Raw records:
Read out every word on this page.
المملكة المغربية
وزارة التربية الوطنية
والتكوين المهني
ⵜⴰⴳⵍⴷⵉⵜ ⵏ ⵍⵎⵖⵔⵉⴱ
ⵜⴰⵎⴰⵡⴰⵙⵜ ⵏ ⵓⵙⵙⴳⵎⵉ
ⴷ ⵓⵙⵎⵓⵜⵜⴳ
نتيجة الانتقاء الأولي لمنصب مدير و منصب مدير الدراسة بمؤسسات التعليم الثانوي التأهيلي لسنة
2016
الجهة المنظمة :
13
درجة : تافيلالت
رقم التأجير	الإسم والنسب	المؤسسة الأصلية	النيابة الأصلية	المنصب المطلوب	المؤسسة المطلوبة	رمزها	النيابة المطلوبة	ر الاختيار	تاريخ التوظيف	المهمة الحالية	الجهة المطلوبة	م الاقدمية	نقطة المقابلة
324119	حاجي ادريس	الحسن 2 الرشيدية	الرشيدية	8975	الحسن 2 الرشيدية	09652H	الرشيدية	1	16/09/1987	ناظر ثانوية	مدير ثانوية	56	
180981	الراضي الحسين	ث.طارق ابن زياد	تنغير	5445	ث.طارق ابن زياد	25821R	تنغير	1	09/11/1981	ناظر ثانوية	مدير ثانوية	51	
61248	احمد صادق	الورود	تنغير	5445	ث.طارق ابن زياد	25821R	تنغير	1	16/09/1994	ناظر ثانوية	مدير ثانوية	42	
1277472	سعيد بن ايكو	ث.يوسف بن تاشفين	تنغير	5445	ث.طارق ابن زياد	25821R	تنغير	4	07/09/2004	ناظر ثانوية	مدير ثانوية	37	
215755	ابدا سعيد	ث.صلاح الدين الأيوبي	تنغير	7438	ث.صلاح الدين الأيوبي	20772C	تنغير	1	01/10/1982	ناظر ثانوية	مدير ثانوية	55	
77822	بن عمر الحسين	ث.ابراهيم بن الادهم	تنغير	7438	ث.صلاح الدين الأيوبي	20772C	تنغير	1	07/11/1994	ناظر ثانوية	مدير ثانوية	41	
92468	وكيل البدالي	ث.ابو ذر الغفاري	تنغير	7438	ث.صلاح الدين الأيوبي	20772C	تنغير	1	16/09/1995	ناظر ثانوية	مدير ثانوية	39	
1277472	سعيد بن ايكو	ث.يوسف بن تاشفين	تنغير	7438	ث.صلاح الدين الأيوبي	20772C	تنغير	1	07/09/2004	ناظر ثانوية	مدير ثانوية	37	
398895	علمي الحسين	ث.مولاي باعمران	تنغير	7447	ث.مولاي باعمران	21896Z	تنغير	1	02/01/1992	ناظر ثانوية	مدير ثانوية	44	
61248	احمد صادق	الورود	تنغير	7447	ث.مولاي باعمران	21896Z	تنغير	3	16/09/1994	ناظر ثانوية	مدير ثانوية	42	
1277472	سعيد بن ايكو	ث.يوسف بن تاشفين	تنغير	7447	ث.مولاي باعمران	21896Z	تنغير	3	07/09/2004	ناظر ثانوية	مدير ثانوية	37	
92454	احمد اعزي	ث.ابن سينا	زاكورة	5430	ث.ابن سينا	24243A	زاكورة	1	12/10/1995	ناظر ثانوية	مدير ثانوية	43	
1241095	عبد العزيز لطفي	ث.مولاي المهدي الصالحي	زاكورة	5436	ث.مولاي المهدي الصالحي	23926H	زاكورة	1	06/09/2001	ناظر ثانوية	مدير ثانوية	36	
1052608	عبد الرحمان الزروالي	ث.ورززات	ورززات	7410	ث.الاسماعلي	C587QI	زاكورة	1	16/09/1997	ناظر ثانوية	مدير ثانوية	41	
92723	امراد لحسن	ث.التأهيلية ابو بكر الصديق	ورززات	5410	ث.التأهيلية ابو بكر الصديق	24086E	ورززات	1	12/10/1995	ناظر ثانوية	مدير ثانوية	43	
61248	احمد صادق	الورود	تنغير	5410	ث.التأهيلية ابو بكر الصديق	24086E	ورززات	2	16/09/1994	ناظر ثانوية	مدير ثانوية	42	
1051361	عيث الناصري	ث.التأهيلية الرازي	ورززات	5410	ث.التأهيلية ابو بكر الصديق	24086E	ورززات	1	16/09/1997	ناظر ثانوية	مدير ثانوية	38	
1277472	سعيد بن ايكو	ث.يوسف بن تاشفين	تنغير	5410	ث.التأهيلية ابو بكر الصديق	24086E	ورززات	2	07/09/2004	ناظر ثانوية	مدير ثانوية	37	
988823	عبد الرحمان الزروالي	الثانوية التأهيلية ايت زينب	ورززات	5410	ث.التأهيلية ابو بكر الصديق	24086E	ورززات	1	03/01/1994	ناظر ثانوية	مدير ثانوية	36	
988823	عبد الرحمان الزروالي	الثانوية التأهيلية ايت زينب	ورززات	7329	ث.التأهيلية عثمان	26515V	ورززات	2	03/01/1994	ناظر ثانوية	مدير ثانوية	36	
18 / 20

• Your task: List the lines of the material in which the word "الورود" occurs.

• Final result:
61248	احمد صادق	الورود	تنغير	5445	ث.طارق ابن زياد	25821R	تنغير	1	16/09/1994	ناظر ثانوية	مدير ثانوية	42	
61248	احمد صادق	الورود	تنغير	7447	ث.مولاي باعمران	21896Z	تنغير	3	16/09/1994	ناظر ثانوية	مدير ثانوية	42	
61248	احمد صادق	الورود	تنغير	5410	ث.التأهيلية ابو بكر الصديق	24086E	ورززات	2	16/09/1994	ناظر ثانوية	مدير ثانوية	42	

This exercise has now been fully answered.